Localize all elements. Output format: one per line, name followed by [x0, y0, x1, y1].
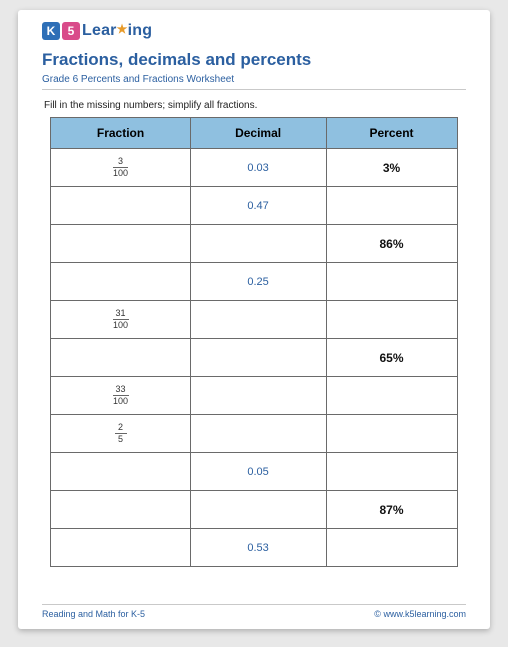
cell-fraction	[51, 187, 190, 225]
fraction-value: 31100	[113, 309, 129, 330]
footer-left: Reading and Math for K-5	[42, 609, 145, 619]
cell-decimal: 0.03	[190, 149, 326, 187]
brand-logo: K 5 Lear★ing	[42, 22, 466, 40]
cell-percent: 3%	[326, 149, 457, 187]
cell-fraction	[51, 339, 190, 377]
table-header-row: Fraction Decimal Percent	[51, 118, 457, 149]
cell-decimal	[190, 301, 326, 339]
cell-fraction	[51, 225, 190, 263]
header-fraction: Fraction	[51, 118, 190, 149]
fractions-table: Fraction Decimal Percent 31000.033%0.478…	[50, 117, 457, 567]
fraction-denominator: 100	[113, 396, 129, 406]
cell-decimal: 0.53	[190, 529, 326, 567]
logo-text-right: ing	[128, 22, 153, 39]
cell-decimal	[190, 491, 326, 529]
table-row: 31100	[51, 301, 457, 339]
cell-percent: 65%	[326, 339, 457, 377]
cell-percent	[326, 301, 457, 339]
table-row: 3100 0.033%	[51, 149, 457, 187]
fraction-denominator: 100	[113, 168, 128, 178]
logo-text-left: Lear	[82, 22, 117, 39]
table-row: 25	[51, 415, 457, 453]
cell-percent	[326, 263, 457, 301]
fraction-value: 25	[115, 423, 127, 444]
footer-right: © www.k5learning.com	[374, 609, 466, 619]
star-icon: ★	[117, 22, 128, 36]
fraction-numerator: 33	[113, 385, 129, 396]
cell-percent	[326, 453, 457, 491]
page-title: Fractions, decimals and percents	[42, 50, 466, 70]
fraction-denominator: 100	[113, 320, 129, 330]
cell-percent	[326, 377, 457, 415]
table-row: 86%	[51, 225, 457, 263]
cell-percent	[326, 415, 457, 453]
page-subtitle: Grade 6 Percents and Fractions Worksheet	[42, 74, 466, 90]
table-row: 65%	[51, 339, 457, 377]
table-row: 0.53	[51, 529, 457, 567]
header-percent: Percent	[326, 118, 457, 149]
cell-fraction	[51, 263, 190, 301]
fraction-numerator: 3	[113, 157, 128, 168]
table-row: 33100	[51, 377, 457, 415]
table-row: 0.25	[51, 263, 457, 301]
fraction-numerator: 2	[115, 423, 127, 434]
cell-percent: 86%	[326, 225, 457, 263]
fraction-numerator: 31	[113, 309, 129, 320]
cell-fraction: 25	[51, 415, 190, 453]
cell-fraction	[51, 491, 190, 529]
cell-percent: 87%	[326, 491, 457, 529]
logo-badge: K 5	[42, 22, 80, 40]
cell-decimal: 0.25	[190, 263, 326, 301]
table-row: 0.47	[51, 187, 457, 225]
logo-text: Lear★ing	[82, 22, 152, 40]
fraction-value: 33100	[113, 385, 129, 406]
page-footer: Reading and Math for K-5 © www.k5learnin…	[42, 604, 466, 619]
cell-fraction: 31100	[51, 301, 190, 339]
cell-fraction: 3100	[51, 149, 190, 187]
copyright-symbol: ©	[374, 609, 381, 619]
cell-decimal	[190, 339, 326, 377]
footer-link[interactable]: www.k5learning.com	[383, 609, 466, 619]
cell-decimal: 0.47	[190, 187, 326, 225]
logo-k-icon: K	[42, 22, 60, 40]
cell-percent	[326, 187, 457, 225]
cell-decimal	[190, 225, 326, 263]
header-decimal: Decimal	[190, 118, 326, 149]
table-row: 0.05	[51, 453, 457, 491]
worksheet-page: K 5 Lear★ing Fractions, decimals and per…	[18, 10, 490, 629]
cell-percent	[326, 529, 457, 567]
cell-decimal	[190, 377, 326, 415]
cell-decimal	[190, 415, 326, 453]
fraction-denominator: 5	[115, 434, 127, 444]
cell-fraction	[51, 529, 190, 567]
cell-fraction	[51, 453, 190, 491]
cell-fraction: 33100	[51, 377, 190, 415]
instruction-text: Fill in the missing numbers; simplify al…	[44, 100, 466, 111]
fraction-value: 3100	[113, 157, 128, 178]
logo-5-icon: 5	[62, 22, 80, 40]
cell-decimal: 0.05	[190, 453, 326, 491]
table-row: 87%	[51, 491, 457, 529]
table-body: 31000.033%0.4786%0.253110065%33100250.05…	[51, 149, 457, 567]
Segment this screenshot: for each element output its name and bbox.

════════

→ Objective: Rewrite the data above, replacing every "table-row" with "grid-row" and keeping everything else unchanged. Omit the pictures from your version.

→ Output for this task:
Localize all elements. Output format: one per line, name followed by [x0, y0, x1, y1].
cell-fraction	[51, 187, 190, 225]
fraction-value: 31100	[113, 309, 129, 330]
footer-left: Reading and Math for K-5	[42, 609, 145, 619]
cell-decimal: 0.03	[190, 149, 326, 187]
brand-logo: K 5 Lear★ing	[42, 22, 466, 40]
cell-percent: 3%	[326, 149, 457, 187]
cell-fraction	[51, 339, 190, 377]
table-header-row: Fraction Decimal Percent	[51, 118, 457, 149]
cell-decimal	[190, 301, 326, 339]
cell-fraction	[51, 225, 190, 263]
header-fraction: Fraction	[51, 118, 190, 149]
fractions-table: Fraction Decimal Percent 31000.033%0.478…	[50, 117, 457, 567]
fraction-denominator: 100	[113, 396, 129, 406]
cell-decimal: 0.53	[190, 529, 326, 567]
logo-text-right: ing	[128, 22, 153, 39]
cell-decimal	[190, 491, 326, 529]
grid-row: 31100	[51, 301, 457, 339]
cell-percent: 65%	[326, 339, 457, 377]
cell-percent	[326, 301, 457, 339]
grid-row: 3100 0.033%	[51, 149, 457, 187]
fraction-denominator: 100	[113, 168, 128, 178]
logo-text-left: Lear	[82, 22, 117, 39]
grid-row: 25	[51, 415, 457, 453]
cell-percent	[326, 263, 457, 301]
fraction-value: 25	[115, 423, 127, 444]
footer-right: © www.k5learning.com	[374, 609, 466, 619]
star-icon: ★	[117, 22, 128, 36]
fraction-numerator: 33	[113, 385, 129, 396]
cell-percent	[326, 453, 457, 491]
page-title: Fractions, decimals and percents	[42, 50, 466, 70]
fraction-denominator: 100	[113, 320, 129, 330]
cell-percent	[326, 377, 457, 415]
grid-row: 86%	[51, 225, 457, 263]
cell-percent	[326, 415, 457, 453]
page-subtitle: Grade 6 Percents and Fractions Worksheet	[42, 74, 466, 90]
grid-row: 65%	[51, 339, 457, 377]
grid-row: 0.53	[51, 529, 457, 567]
header-percent: Percent	[326, 118, 457, 149]
cell-fraction	[51, 263, 190, 301]
fraction-numerator: 3	[113, 157, 128, 168]
grid-row: 33100	[51, 377, 457, 415]
grid-row: 0.25	[51, 263, 457, 301]
fraction-numerator: 2	[115, 423, 127, 434]
cell-percent: 86%	[326, 225, 457, 263]
fraction-numerator: 31	[113, 309, 129, 320]
cell-fraction: 25	[51, 415, 190, 453]
cell-fraction	[51, 491, 190, 529]
cell-percent: 87%	[326, 491, 457, 529]
logo-badge: K 5	[42, 22, 80, 40]
cell-decimal: 0.25	[190, 263, 326, 301]
grid-row: 0.47	[51, 187, 457, 225]
logo-text: Lear★ing	[82, 22, 152, 40]
fraction-value: 33100	[113, 385, 129, 406]
page-footer: Reading and Math for K-5 © www.k5learnin…	[42, 604, 466, 619]
cell-fraction: 31100	[51, 301, 190, 339]
cell-fraction: 3100	[51, 149, 190, 187]
copyright-symbol: ©	[374, 609, 381, 619]
cell-decimal	[190, 339, 326, 377]
footer-link[interactable]: www.k5learning.com	[383, 609, 466, 619]
cell-decimal: 0.47	[190, 187, 326, 225]
logo-k-icon: K	[42, 22, 60, 40]
cell-percent	[326, 187, 457, 225]
cell-decimal	[190, 225, 326, 263]
header-decimal: Decimal	[190, 118, 326, 149]
grid-row: 0.05	[51, 453, 457, 491]
worksheet-page: K 5 Lear★ing Fractions, decimals and per…	[18, 10, 490, 629]
cell-percent	[326, 529, 457, 567]
cell-decimal	[190, 377, 326, 415]
cell-decimal	[190, 415, 326, 453]
fraction-denominator: 5	[115, 434, 127, 444]
cell-fraction	[51, 529, 190, 567]
cell-fraction	[51, 453, 190, 491]
cell-fraction: 33100	[51, 377, 190, 415]
instruction-text: Fill in the missing numbers; simplify al…	[44, 100, 466, 111]
fraction-value: 3100	[113, 157, 128, 178]
logo-5-icon: 5	[62, 22, 80, 40]
cell-decimal: 0.05	[190, 453, 326, 491]
grid-row: 87%	[51, 491, 457, 529]
table-body: 31000.033%0.4786%0.253110065%33100250.05…	[51, 149, 457, 567]
Segment this screenshot: for each element output its name and bbox.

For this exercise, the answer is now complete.